- Directions:
Can you find the lines of the listing that include "Sistema" and copy every one?

- Data in this exercise:
———

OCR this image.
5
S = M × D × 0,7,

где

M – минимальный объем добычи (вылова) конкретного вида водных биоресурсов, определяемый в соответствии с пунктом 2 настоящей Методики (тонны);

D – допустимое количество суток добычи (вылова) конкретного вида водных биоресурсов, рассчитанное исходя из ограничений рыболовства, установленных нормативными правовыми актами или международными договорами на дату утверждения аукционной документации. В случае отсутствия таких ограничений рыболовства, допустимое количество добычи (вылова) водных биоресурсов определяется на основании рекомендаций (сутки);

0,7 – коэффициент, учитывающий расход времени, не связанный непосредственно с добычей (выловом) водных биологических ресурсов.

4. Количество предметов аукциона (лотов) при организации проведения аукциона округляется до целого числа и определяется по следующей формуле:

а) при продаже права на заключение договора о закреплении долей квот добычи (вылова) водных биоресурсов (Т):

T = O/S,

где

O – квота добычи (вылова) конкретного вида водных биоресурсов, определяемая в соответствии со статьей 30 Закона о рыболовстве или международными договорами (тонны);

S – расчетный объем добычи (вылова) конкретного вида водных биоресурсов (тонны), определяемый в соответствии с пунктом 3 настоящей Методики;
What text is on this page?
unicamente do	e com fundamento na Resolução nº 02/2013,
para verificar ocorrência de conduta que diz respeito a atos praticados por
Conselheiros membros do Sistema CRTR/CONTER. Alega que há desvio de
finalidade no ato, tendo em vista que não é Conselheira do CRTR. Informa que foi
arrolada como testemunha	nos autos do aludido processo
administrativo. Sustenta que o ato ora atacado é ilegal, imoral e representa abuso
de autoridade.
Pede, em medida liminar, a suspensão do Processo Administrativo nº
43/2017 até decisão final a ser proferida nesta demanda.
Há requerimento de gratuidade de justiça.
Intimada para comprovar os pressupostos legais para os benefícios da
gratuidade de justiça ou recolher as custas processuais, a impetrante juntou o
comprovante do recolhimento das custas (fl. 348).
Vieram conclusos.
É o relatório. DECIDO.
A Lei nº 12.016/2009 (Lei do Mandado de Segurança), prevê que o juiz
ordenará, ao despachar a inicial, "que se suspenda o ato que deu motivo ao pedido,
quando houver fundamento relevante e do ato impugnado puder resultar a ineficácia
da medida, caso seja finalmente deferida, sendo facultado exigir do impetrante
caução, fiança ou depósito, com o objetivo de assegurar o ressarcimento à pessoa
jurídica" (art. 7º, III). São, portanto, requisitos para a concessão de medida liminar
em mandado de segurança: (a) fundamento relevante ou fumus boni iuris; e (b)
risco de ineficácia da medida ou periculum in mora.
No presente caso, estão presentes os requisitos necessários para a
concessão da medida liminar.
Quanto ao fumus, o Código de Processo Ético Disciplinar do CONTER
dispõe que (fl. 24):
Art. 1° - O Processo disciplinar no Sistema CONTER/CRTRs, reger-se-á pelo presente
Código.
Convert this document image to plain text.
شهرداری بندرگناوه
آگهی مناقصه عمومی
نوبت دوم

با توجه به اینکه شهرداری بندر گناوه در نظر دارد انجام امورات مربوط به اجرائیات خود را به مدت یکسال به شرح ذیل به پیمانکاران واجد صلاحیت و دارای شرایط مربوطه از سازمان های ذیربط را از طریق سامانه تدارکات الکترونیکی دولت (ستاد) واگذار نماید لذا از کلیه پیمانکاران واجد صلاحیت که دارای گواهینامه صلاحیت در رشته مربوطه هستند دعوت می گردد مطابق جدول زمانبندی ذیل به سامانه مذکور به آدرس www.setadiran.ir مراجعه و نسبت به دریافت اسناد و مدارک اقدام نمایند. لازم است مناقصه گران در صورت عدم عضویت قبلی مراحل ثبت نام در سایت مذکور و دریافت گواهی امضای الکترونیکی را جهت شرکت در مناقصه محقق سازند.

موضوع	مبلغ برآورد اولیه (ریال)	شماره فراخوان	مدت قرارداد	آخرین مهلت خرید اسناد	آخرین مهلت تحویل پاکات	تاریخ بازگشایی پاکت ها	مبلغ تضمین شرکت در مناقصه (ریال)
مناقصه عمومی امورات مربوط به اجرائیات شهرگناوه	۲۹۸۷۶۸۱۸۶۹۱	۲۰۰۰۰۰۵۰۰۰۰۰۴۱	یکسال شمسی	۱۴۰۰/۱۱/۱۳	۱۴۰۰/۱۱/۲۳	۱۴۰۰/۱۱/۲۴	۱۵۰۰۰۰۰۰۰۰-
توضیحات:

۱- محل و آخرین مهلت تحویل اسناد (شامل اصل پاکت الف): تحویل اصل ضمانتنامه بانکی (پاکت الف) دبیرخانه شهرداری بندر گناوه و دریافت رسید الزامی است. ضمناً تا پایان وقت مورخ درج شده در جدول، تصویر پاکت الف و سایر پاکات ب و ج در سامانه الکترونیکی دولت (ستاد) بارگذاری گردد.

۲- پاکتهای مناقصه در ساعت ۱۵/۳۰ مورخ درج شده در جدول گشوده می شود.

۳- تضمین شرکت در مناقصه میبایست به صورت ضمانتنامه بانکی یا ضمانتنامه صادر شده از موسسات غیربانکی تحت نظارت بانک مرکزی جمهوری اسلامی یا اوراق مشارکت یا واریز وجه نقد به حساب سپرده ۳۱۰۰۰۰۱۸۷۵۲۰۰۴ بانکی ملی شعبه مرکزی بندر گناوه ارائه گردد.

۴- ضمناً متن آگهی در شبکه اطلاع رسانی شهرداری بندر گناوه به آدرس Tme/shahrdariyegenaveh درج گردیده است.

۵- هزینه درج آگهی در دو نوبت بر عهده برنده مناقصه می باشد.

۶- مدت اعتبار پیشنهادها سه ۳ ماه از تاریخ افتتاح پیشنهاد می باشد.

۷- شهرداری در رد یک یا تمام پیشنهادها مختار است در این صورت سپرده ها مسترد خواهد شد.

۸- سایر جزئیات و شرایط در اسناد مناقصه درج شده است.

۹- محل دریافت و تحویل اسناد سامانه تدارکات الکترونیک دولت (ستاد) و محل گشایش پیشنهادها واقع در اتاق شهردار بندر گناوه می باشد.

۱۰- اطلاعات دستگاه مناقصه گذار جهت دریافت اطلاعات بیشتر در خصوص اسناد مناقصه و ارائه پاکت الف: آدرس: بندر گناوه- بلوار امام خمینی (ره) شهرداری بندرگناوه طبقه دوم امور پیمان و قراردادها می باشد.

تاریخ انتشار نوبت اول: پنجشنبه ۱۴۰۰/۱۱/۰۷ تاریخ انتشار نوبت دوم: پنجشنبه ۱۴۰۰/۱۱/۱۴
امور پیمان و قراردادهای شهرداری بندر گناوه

———

- Result:
Conselheiros membros do Sistema CRTR/CONTER. Alega que há desvio de
Art. 1° - O Processo disciplinar no Sistema CONTER/CRTRs, reger-se-á pelo presente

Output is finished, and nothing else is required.